Data entries

----

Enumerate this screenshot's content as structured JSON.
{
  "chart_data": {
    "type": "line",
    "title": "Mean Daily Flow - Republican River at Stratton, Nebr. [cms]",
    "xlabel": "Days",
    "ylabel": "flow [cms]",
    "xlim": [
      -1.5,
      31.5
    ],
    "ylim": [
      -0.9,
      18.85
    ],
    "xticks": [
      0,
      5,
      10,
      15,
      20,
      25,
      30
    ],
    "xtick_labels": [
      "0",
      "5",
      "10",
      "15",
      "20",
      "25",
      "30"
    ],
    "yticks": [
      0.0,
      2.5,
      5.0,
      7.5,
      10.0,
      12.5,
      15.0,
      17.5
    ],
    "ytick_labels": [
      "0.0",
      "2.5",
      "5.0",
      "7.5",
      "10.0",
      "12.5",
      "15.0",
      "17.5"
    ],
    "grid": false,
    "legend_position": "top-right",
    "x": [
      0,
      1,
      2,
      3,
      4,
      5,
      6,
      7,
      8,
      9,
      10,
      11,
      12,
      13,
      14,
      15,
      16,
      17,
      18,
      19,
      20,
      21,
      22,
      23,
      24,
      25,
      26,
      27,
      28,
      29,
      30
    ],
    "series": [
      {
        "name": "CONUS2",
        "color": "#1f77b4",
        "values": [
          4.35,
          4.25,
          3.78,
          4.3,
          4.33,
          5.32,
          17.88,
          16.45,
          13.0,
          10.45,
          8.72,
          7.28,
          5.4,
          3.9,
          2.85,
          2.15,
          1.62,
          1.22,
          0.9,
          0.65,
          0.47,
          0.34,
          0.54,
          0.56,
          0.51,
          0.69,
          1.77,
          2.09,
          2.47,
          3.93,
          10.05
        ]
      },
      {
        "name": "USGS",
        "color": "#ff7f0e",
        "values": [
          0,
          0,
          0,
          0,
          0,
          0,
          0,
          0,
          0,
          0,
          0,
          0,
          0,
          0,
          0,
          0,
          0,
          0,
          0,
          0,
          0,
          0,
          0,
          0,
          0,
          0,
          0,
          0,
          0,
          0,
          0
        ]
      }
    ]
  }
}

----

What needs to be done: Using the material above, print every entry exactly as written.

Answer to the problem:
Enumerate this screenshot's content as structured JSON.
{
  "chart_data": {
    "type": "line",
    "title": "Mean Daily Flow - Republican River at Stratton, Nebr. [cms]",
    "xlabel": "Days",
    "ylabel": "flow [cms]",
    "xlim": [
      -1.5,
      31.5
    ],
    "ylim": [
      -0.9,
      18.85
    ],
    "xticks": [
      0,
      5,
      10,
      15,
      20,
      25,
      30
    ],
    "xtick_labels": [
      "0",
      "5",
      "10",
      "15",
      "20",
      "25",
      "30"
    ],
    "yticks": [
      0.0,
      2.5,
      5.0,
      7.5,
      10.0,
      12.5,
      15.0,
      17.5
    ],
    "ytick_labels": [
      "0.0",
      "2.5",
      "5.0",
      "7.5",
      "10.0",
      "12.5",
      "15.0",
      "17.5"
    ],
    "grid": false,
    "legend_position": "top-right",
    "x": [
      0,
      1,
      2,
      3,
      4,
      5,
      6,
      7,
      8,
      9,
      10,
      11,
      12,
      13,
      14,
      15,
      16,
      17,
      18,
      19,
      20,
      21,
      22,
      23,
      24,
      25,
      26,
      27,
      28,
      29,
      30
    ],
    "series": [
      {
        "name": "CONUS2",
        "color": "#1f77b4",
        "values": [
          4.35,
          4.25,
          3.78,
          4.3,
          4.33,
          5.32,
          17.88,
          16.45,
          13.0,
          10.45,
          8.72,
          7.28,
          5.4,
          3.9,
          2.85,
          2.15,
          1.62,
          1.22,
          0.9,
          0.65,
          0.47,
          0.34,
          0.54,
          0.56,
          0.51,
          0.69,
          1.77,
          2.09,
          2.47,
          3.93,
          10.05
        ]
      },
      {
        "name": "USGS",
        "color": "#ff7f0e",
        "values": [
          0,
          0,
          0,
          0,
          0,
          0,
          0,
          0,
          0,
          0,
          0,
          0,
          0,
          0,
          0,
          0,
          0,
          0,
          0,
          0,
          0,
          0,
          0,
          0,
          0,
          0,
          0,
          0,
          0,
          0,
          0
        ]
      }
    ]
  }
}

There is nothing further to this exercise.